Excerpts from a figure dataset
▼

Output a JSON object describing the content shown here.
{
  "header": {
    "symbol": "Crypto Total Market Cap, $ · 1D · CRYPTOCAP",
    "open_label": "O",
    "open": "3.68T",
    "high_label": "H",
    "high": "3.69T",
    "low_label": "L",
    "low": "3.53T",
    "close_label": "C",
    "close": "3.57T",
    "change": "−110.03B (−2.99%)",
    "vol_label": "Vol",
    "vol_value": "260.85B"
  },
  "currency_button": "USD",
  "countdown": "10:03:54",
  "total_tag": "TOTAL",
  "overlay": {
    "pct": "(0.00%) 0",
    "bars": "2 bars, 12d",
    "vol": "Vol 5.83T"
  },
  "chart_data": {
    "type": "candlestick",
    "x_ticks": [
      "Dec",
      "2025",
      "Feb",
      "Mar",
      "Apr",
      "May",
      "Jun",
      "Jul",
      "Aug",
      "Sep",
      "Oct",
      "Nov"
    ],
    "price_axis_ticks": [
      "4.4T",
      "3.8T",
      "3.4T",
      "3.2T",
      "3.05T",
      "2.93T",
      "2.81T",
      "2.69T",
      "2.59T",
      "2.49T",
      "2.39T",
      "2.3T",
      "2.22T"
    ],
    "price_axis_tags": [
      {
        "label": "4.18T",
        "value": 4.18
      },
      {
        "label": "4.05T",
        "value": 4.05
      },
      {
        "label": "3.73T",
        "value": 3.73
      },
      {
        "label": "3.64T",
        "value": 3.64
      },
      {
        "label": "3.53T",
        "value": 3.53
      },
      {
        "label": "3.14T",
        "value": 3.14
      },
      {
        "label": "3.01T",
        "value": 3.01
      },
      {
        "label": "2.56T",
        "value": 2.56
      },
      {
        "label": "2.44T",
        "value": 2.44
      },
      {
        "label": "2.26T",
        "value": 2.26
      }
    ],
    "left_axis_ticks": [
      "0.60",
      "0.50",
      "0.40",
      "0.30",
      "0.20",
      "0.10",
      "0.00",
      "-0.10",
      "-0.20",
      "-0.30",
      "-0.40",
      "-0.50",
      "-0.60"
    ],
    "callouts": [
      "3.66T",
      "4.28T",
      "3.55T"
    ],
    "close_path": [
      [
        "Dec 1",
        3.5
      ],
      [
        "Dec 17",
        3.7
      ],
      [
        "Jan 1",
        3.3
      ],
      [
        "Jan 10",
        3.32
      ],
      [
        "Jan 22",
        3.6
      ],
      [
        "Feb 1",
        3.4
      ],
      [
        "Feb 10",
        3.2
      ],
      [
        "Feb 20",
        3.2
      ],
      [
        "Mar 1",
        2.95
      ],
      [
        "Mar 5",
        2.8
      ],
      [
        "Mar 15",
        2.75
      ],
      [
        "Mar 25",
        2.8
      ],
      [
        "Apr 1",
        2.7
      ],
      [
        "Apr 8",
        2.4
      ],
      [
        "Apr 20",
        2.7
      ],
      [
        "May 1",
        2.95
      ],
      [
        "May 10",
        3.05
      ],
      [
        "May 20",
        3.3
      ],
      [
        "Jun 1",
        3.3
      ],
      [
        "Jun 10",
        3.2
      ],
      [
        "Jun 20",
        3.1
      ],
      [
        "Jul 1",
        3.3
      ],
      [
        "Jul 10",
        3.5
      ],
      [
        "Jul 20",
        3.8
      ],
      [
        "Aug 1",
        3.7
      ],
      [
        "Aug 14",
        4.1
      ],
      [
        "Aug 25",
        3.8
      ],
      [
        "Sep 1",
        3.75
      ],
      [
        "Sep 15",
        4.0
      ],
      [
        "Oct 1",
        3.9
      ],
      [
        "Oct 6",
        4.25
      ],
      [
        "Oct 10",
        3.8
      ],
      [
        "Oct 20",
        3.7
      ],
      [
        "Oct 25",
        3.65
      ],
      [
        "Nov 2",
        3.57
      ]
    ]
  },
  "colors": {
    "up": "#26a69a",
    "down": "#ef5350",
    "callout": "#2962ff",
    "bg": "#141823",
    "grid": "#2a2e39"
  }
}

▲
▼

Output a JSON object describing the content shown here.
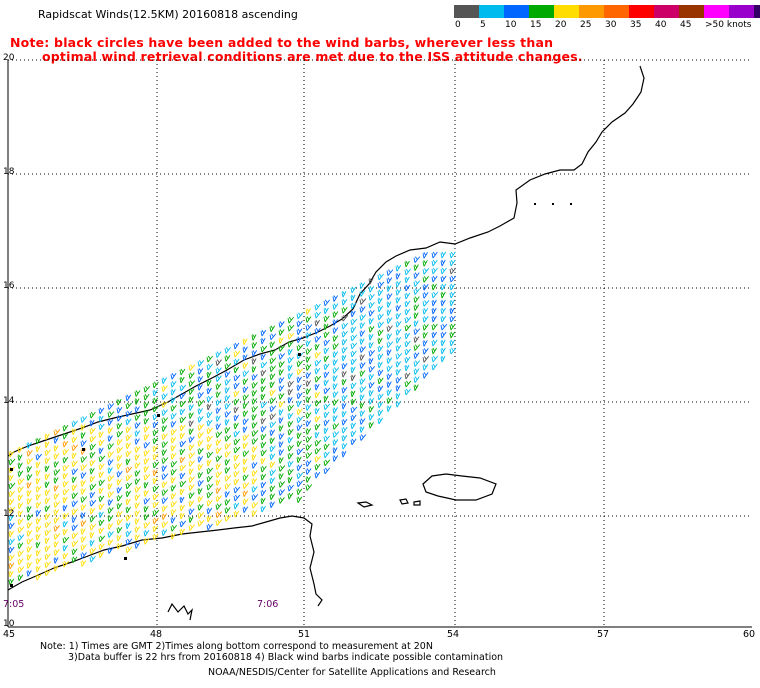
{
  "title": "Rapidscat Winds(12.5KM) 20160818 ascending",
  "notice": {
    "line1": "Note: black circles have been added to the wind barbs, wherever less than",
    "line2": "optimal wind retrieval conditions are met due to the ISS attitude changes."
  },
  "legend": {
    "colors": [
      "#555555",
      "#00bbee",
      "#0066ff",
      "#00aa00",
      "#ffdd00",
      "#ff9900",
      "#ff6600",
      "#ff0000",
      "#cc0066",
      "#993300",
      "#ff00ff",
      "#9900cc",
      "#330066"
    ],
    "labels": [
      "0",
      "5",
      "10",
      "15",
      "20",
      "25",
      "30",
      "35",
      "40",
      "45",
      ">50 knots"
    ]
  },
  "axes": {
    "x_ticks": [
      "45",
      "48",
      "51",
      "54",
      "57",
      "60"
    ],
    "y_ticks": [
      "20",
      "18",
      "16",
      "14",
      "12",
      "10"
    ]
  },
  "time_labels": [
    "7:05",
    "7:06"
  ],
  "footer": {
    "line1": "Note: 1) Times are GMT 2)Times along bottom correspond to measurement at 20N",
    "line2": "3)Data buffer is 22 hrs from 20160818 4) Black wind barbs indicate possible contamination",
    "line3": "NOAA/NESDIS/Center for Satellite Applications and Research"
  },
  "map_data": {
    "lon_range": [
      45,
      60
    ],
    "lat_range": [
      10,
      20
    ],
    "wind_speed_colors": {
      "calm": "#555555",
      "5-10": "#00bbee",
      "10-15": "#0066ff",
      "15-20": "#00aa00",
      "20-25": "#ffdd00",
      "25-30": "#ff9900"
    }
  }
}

▲

◆ Directions for this task: From the listing above, find the number of lines with the word "barbs" in them. Answer with the number only.

◆ Task answer: 2